Records from a data source
□ □ □ □ □ □ □

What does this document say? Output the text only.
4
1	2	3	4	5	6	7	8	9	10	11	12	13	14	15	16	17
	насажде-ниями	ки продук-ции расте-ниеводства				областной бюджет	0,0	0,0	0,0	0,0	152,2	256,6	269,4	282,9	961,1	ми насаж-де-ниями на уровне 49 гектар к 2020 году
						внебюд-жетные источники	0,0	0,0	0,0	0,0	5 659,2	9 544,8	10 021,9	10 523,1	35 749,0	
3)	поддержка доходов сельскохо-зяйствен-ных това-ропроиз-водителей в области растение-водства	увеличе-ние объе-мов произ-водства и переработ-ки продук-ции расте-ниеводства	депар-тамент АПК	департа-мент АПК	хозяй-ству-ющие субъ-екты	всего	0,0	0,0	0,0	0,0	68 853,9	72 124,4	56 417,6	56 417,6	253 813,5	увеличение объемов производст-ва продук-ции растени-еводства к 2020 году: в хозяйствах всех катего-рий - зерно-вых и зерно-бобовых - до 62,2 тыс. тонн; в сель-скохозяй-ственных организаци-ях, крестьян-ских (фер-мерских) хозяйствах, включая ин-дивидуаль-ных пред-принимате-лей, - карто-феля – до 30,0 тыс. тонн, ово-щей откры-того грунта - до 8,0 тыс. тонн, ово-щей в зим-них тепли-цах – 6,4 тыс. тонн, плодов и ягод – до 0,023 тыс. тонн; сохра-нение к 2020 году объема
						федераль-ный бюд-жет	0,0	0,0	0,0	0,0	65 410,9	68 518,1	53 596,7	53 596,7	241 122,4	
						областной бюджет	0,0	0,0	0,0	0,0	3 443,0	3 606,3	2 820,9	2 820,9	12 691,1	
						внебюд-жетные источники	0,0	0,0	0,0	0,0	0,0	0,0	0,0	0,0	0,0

□ □ □ □ □ □ □

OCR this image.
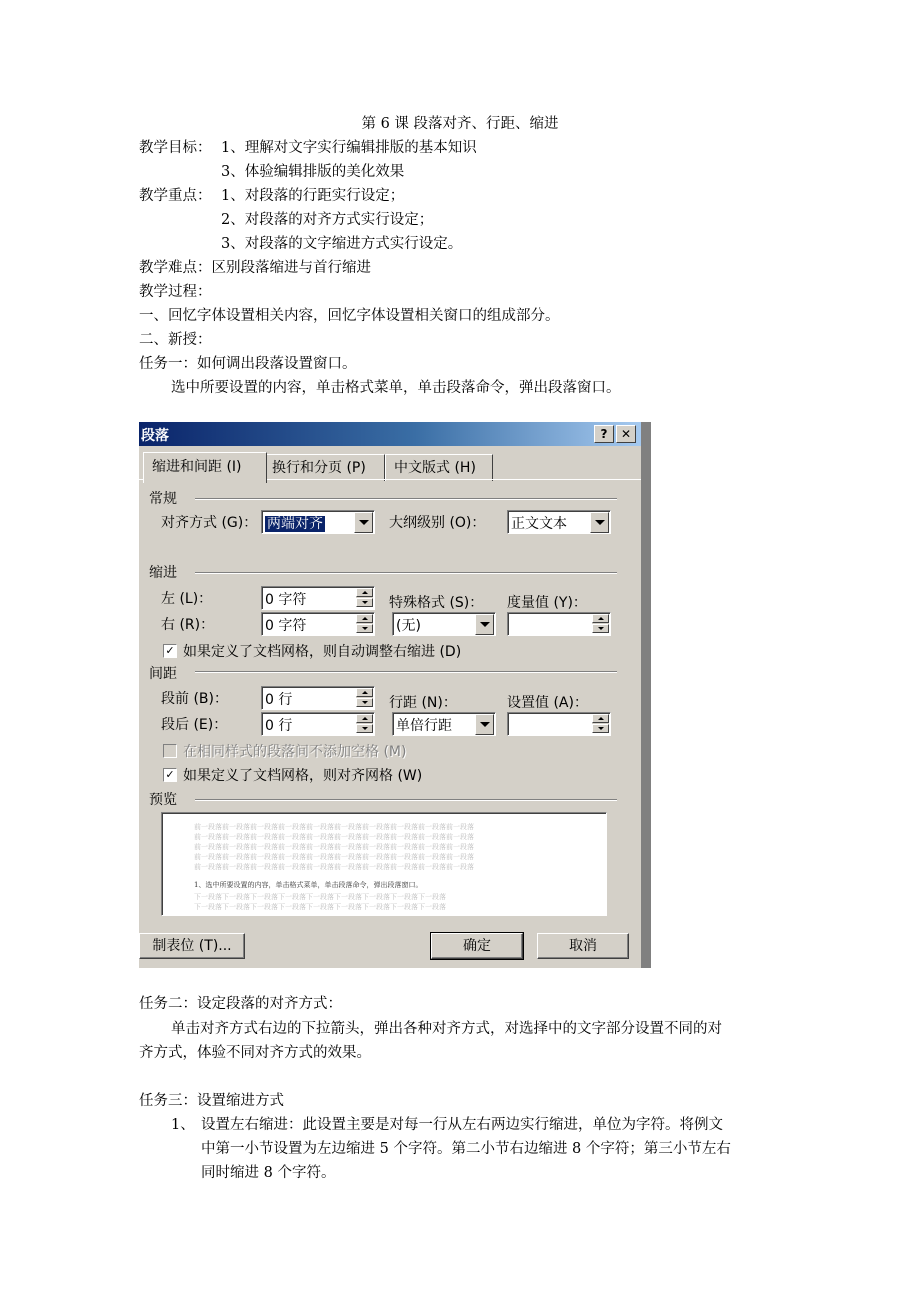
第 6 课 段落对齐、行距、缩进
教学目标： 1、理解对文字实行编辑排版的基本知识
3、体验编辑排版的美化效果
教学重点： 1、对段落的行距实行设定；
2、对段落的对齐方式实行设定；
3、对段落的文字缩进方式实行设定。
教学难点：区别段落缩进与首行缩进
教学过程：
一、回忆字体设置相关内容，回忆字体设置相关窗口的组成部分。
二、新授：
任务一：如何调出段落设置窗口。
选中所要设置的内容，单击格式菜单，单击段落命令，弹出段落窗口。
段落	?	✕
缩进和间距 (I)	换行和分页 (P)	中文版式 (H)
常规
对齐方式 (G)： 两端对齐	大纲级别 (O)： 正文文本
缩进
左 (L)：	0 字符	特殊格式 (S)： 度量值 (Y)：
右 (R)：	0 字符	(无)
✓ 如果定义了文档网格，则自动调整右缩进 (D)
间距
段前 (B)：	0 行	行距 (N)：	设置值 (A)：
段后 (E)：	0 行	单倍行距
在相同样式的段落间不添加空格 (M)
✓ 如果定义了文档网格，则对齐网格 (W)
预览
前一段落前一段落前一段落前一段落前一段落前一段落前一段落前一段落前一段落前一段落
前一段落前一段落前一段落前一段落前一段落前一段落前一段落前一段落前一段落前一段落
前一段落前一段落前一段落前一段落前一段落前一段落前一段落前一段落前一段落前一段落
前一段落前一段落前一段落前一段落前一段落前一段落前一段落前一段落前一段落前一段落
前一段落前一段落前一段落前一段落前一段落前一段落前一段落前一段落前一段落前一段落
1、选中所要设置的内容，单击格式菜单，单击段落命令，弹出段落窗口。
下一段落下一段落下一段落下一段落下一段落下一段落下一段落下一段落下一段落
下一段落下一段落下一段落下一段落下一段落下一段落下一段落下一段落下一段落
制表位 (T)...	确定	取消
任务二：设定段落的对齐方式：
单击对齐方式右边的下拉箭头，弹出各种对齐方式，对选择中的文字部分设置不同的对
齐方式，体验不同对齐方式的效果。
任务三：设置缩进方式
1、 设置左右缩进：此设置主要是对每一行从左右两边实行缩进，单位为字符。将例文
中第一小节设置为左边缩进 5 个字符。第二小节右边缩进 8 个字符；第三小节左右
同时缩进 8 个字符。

□ □ □ □ □ □ □

Every line containing the string "单击段落命令" must be listed.

选中所要设置的内容，单击格式菜单，单击段落命令，弹出段落窗口。
1、选中所要设置的内容，单击格式菜单，单击段落命令，弹出段落窗口。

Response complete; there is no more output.